Task data:
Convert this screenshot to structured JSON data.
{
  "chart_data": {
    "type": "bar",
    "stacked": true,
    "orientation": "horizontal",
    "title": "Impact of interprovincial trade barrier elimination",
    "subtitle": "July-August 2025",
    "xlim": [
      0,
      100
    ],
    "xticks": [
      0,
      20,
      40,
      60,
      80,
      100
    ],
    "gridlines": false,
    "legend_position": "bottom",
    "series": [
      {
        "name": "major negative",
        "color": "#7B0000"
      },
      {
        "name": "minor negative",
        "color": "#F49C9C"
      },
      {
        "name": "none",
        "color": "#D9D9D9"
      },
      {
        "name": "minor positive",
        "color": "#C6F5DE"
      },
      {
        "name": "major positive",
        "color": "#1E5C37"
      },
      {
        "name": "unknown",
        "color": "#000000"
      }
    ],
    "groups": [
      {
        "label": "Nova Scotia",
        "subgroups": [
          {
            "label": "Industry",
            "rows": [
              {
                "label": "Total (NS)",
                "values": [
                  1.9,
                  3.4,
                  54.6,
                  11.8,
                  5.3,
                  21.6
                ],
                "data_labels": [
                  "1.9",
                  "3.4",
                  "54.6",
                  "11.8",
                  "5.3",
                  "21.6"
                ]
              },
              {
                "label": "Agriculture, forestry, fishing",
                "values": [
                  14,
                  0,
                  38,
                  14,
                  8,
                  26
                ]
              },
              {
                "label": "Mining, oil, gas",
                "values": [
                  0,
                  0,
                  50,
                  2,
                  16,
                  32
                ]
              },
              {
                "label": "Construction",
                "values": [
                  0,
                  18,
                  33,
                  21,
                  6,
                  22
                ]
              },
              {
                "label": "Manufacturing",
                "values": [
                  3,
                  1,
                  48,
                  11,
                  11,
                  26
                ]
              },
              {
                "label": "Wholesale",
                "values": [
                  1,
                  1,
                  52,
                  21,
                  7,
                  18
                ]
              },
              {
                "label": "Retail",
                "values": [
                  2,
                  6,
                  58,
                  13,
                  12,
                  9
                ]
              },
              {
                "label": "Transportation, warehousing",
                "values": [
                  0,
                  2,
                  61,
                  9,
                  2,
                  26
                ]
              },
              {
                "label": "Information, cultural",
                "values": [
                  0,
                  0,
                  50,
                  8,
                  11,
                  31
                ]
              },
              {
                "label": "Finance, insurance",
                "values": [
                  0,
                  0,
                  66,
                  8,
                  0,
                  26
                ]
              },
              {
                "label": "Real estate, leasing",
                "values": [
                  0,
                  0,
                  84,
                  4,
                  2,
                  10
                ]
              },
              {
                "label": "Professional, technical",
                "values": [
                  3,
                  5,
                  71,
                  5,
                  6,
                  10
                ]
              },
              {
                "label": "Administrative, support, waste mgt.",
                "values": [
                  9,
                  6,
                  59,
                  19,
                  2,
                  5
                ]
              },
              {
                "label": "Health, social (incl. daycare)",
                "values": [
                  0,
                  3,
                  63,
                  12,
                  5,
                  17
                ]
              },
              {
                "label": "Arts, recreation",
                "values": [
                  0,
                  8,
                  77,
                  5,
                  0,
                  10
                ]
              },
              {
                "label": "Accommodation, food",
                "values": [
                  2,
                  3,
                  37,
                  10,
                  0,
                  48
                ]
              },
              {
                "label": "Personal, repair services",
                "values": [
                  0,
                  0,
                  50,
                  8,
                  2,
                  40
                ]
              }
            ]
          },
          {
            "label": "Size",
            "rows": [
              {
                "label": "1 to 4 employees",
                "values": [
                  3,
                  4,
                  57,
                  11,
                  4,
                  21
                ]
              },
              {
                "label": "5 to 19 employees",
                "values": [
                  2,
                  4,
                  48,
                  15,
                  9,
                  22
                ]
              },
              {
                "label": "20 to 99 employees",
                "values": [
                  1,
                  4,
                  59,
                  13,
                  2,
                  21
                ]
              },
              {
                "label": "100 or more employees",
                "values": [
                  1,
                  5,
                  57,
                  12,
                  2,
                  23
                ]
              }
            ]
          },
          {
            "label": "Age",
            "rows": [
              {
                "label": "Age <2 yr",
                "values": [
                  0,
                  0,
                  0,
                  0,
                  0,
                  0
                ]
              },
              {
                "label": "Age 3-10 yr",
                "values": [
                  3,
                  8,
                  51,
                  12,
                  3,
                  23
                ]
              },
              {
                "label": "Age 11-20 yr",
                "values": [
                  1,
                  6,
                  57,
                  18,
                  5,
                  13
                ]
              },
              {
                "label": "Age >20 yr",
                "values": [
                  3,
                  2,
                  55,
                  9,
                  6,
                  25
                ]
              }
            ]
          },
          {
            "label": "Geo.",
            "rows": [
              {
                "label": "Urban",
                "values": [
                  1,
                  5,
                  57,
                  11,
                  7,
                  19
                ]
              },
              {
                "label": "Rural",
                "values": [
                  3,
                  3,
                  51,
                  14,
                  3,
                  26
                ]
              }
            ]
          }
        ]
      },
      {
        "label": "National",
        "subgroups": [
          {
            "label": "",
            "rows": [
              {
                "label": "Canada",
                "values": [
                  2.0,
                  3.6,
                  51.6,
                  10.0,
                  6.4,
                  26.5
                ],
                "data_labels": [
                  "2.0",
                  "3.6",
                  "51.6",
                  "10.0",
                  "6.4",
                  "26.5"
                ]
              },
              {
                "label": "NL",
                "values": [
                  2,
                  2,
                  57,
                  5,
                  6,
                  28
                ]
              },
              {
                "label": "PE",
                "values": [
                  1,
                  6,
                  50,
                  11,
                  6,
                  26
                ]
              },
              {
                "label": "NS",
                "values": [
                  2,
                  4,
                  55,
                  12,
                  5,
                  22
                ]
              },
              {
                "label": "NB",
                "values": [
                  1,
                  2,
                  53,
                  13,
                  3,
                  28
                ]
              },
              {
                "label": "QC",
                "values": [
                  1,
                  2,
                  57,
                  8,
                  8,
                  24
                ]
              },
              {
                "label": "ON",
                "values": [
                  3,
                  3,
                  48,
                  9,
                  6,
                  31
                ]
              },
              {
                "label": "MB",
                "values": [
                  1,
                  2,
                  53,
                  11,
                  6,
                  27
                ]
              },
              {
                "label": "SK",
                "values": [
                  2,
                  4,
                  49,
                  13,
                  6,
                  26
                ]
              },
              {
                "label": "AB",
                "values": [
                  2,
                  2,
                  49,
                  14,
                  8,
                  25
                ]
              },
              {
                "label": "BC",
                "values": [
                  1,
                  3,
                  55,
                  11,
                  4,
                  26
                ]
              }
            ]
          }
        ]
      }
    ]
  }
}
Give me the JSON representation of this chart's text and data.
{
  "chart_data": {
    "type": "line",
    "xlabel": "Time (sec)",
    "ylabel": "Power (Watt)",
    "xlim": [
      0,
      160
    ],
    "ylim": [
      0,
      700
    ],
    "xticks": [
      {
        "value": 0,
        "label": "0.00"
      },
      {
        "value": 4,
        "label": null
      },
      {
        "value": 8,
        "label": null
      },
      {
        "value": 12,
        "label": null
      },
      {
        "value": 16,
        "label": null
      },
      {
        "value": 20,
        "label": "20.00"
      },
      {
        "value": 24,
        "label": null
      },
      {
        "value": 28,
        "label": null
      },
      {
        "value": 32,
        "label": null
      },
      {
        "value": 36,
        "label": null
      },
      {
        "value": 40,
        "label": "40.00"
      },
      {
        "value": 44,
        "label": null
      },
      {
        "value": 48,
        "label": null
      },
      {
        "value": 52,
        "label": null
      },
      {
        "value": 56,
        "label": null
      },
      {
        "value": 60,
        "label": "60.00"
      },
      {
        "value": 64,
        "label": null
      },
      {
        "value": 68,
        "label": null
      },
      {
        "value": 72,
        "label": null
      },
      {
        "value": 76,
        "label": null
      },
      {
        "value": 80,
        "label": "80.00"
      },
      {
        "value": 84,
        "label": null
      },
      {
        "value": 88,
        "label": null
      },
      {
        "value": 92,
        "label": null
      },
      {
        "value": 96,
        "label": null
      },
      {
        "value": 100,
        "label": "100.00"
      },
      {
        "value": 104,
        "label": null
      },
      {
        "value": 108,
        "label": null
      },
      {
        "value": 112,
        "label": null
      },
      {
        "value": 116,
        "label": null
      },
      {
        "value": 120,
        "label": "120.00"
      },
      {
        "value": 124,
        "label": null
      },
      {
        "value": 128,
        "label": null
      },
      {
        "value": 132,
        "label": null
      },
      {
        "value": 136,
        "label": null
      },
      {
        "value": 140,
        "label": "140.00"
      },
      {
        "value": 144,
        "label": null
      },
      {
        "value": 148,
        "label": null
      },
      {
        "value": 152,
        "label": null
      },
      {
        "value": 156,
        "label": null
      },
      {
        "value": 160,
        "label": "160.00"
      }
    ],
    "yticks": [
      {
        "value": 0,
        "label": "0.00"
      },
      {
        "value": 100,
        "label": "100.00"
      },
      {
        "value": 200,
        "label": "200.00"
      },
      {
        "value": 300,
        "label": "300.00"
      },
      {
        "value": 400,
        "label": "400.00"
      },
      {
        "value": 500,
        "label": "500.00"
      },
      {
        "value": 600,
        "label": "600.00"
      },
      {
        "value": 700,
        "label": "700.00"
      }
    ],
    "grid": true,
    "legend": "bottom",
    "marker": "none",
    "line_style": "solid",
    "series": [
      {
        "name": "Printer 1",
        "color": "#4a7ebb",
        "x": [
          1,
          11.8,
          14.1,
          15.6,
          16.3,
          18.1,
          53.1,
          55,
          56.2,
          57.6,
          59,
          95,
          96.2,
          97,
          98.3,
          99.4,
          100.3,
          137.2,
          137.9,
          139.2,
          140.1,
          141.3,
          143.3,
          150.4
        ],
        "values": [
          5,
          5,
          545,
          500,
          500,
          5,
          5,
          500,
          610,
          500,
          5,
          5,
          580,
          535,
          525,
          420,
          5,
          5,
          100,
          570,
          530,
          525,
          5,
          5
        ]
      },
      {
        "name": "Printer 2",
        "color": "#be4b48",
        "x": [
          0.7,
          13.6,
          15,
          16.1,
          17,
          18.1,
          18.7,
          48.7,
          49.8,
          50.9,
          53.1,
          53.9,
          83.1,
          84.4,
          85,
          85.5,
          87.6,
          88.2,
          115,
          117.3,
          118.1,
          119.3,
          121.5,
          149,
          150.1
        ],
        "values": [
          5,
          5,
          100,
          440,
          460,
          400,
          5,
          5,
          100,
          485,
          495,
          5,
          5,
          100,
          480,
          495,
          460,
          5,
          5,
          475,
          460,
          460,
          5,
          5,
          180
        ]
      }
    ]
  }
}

Problem to solve:
Going through the data, tally the lines containing "positive" and report only the result.

Written reply:
2